- [PROBLEM TO SOLVE] All of the entries need to be written out again, exactly as they are.
====
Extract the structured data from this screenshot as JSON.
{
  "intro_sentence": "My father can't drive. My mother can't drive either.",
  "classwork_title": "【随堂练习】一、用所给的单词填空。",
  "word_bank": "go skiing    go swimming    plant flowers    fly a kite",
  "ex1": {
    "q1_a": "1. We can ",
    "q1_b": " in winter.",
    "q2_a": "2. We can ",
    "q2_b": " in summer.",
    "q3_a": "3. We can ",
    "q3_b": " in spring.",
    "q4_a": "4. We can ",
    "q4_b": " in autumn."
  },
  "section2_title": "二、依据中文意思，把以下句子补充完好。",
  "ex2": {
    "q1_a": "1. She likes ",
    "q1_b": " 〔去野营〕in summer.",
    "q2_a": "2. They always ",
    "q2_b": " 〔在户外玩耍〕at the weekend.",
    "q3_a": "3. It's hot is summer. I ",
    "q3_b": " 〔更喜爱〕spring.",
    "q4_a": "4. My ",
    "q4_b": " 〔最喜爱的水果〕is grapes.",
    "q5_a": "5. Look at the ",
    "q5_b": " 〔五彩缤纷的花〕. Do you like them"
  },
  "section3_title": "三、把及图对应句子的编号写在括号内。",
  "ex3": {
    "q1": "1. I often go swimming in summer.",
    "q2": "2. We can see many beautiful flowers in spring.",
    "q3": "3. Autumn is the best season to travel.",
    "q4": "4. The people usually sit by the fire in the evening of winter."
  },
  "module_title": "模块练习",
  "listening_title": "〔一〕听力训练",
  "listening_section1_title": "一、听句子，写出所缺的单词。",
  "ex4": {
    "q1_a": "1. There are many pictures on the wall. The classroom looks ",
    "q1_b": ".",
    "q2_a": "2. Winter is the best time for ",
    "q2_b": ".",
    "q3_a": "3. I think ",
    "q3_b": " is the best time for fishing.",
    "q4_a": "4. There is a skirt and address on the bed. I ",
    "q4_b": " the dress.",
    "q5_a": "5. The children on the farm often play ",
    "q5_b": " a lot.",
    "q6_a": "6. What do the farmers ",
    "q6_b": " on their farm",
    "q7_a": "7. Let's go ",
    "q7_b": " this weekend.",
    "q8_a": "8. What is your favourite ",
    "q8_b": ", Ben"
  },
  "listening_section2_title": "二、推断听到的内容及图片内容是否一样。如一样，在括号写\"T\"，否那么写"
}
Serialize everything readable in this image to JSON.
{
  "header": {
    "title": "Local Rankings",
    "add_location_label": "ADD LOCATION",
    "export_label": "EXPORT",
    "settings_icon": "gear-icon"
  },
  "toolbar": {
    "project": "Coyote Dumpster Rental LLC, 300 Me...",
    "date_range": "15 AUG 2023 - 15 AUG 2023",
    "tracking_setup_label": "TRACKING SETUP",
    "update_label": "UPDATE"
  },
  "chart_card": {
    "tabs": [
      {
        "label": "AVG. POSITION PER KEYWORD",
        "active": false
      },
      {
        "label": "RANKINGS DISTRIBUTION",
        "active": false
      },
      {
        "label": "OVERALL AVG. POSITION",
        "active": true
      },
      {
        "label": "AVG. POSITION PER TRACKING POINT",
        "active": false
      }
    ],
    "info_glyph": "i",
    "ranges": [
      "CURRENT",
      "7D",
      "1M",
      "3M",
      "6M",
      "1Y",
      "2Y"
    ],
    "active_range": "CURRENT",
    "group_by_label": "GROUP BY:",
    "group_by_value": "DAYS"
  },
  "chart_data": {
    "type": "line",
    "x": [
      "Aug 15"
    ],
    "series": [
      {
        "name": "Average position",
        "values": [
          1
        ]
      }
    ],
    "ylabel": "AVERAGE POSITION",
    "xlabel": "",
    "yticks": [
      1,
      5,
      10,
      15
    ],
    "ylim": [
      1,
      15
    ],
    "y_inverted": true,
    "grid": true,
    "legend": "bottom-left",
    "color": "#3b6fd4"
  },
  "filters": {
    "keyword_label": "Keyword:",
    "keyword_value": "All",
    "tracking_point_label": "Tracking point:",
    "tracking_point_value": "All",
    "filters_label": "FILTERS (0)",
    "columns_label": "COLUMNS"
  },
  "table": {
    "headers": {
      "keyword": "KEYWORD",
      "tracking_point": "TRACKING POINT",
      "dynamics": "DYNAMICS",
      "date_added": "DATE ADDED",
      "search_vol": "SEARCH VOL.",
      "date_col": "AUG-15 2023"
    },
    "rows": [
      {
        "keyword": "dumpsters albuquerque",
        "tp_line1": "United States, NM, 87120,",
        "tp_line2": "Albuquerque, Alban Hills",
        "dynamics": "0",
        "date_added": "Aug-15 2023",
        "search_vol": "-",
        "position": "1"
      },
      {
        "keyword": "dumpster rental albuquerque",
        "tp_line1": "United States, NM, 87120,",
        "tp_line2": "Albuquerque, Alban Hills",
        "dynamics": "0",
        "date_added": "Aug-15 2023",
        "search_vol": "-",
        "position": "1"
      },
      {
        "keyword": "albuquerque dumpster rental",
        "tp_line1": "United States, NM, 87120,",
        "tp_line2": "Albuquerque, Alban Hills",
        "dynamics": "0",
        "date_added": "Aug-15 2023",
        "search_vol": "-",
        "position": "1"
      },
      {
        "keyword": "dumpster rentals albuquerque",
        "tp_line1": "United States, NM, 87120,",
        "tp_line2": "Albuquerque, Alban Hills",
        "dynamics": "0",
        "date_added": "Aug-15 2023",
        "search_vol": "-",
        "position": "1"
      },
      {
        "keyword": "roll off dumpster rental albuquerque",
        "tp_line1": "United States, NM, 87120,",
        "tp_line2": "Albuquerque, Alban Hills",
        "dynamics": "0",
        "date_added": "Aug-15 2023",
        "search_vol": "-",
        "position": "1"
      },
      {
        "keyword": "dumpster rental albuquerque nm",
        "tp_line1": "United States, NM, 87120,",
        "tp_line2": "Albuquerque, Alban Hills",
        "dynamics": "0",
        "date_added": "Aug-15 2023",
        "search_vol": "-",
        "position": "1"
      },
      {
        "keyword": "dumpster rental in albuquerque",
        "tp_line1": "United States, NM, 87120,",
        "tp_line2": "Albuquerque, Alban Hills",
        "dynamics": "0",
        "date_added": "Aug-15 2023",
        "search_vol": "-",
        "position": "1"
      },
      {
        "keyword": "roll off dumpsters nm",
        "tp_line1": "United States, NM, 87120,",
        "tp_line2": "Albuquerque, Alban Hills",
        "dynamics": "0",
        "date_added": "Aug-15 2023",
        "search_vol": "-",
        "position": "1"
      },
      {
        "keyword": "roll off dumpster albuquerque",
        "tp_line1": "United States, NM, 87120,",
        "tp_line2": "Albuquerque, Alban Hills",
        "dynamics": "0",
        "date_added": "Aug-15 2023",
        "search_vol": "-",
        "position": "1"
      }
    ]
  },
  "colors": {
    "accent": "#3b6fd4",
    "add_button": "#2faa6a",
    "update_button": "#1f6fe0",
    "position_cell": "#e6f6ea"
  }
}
====
- [SOLUTION FOR THIS PROBLEM]
Extract the structured data from this screenshot as JSON.
{
  "intro_sentence": "My father can't drive. My mother can't drive either.",
  "classwork_title": "【随堂练习】一、用所给的单词填空。",
  "word_bank": "go skiing    go swimming    plant flowers    fly a kite",
  "ex1": {
    "q1_a": "1. We can ",
    "q1_b": " in winter.",
    "q2_a": "2. We can ",
    "q2_b": " in summer.",
    "q3_a": "3. We can ",
    "q3_b": " in spring.",
    "q4_a": "4. We can ",
    "q4_b": " in autumn."
  },
  "section2_title": "二、依据中文意思，把以下句子补充完好。",
  "ex2": {
    "q1_a": "1. She likes ",
    "q1_b": " 〔去野营〕in summer.",
    "q2_a": "2. They always ",
    "q2_b": " 〔在户外玩耍〕at the weekend.",
    "q3_a": "3. It's hot is summer. I ",
    "q3_b": " 〔更喜爱〕spring.",
    "q4_a": "4. My ",
    "q4_b": " 〔最喜爱的水果〕is grapes.",
    "q5_a": "5. Look at the ",
    "q5_b": " 〔五彩缤纷的花〕. Do you like them"
  },
  "section3_title": "三、把及图对应句子的编号写在括号内。",
  "ex3": {
    "q1": "1. I often go swimming in summer.",
    "q2": "2. We can see many beautiful flowers in spring.",
    "q3": "3. Autumn is the best season to travel.",
    "q4": "4. The people usually sit by the fire in the evening of winter."
  },
  "module_title": "模块练习",
  "listening_title": "〔一〕听力训练",
  "listening_section1_title": "一、听句子，写出所缺的单词。",
  "ex4": {
    "q1_a": "1. There are many pictures on the wall. The classroom looks ",
    "q1_b": ".",
    "q2_a": "2. Winter is the best time for ",
    "q2_b": ".",
    "q3_a": "3. I think ",
    "q3_b": " is the best time for fishing.",
    "q4_a": "4. There is a skirt and address on the bed. I ",
    "q4_b": " the dress.",
    "q5_a": "5. The children on the farm often play ",
    "q5_b": " a lot.",
    "q6_a": "6. What do the farmers ",
    "q6_b": " on their farm",
    "q7_a": "7. Let's go ",
    "q7_b": " this weekend.",
    "q8_a": "8. What is your favourite ",
    "q8_b": ", Ben"
  },
  "listening_section2_title": "二、推断听到的内容及图片内容是否一样。如一样，在括号写\"T\"，否那么写"
}
Serialize everything readable in this image to JSON.
{
  "header": {
    "title": "Local Rankings",
    "add_location_label": "ADD LOCATION",
    "export_label": "EXPORT",
    "settings_icon": "gear-icon"
  },
  "toolbar": {
    "project": "Coyote Dumpster Rental LLC, 300 Me...",
    "date_range": "15 AUG 2023 - 15 AUG 2023",
    "tracking_setup_label": "TRACKING SETUP",
    "update_label": "UPDATE"
  },
  "chart_card": {
    "tabs": [
      {
        "label": "AVG. POSITION PER KEYWORD",
        "active": false
      },
      {
        "label": "RANKINGS DISTRIBUTION",
        "active": false
      },
      {
        "label": "OVERALL AVG. POSITION",
        "active": true
      },
      {
        "label": "AVG. POSITION PER TRACKING POINT",
        "active": false
      }
    ],
    "info_glyph": "i",
    "ranges": [
      "CURRENT",
      "7D",
      "1M",
      "3M",
      "6M",
      "1Y",
      "2Y"
    ],
    "active_range": "CURRENT",
    "group_by_label": "GROUP BY:",
    "group_by_value": "DAYS"
  },
  "chart_data": {
    "type": "line",
    "x": [
      "Aug 15"
    ],
    "series": [
      {
        "name": "Average position",
        "values": [
          1
        ]
      }
    ],
    "ylabel": "AVERAGE POSITION",
    "xlabel": "",
    "yticks": [
      1,
      5,
      10,
      15
    ],
    "ylim": [
      1,
      15
    ],
    "y_inverted": true,
    "grid": true,
    "legend": "bottom-left",
    "color": "#3b6fd4"
  },
  "filters": {
    "keyword_label": "Keyword:",
    "keyword_value": "All",
    "tracking_point_label": "Tracking point:",
    "tracking_point_value": "All",
    "filters_label": "FILTERS (0)",
    "columns_label": "COLUMNS"
  },
  "table": {
    "headers": {
      "keyword": "KEYWORD",
      "tracking_point": "TRACKING POINT",
      "dynamics": "DYNAMICS",
      "date_added": "DATE ADDED",
      "search_vol": "SEARCH VOL.",
      "date_col": "AUG-15 2023"
    },
    "rows": [
      {
        "keyword": "dumpsters albuquerque",
        "tp_line1": "United States, NM, 87120,",
        "tp_line2": "Albuquerque, Alban Hills",
        "dynamics": "0",
        "date_added": "Aug-15 2023",
        "search_vol": "-",
        "position": "1"
      },
      {
        "keyword": "dumpster rental albuquerque",
        "tp_line1": "United States, NM, 87120,",
        "tp_line2": "Albuquerque, Alban Hills",
        "dynamics": "0",
        "date_added": "Aug-15 2023",
        "search_vol": "-",
        "position": "1"
      },
      {
        "keyword": "albuquerque dumpster rental",
        "tp_line1": "United States, NM, 87120,",
        "tp_line2": "Albuquerque, Alban Hills",
        "dynamics": "0",
        "date_added": "Aug-15 2023",
        "search_vol": "-",
        "position": "1"
      },
      {
        "keyword": "dumpster rentals albuquerque",
        "tp_line1": "United States, NM, 87120,",
        "tp_line2": "Albuquerque, Alban Hills",
        "dynamics": "0",
        "date_added": "Aug-15 2023",
        "search_vol": "-",
        "position": "1"
      },
      {
        "keyword": "roll off dumpster rental albuquerque",
        "tp_line1": "United States, NM, 87120,",
        "tp_line2": "Albuquerque, Alban Hills",
        "dynamics": "0",
        "date_added": "Aug-15 2023",
        "search_vol": "-",
        "position": "1"
      },
      {
        "keyword": "dumpster rental albuquerque nm",
        "tp_line1": "United States, NM, 87120,",
        "tp_line2": "Albuquerque, Alban Hills",
        "dynamics": "0",
        "date_added": "Aug-15 2023",
        "search_vol": "-",
        "position": "1"
      },
      {
        "keyword": "dumpster rental in albuquerque",
        "tp_line1": "United States, NM, 87120,",
        "tp_line2": "Albuquerque, Alban Hills",
        "dynamics": "0",
        "date_added": "Aug-15 2023",
        "search_vol": "-",
        "position": "1"
      },
      {
        "keyword": "roll off dumpsters nm",
        "tp_line1": "United States, NM, 87120,",
        "tp_line2": "Albuquerque, Alban Hills",
        "dynamics": "0",
        "date_added": "Aug-15 2023",
        "search_vol": "-",
        "position": "1"
      },
      {
        "keyword": "roll off dumpster albuquerque",
        "tp_line1": "United States, NM, 87120,",
        "tp_line2": "Albuquerque, Alban Hills",
        "dynamics": "0",
        "date_added": "Aug-15 2023",
        "search_vol": "-",
        "position": "1"
      }
    ]
  },
  "colors": {
    "accent": "#3b6fd4",
    "add_button": "#2faa6a",
    "update_button": "#1f6fe0",
    "position_cell": "#e6f6ea"
  }
}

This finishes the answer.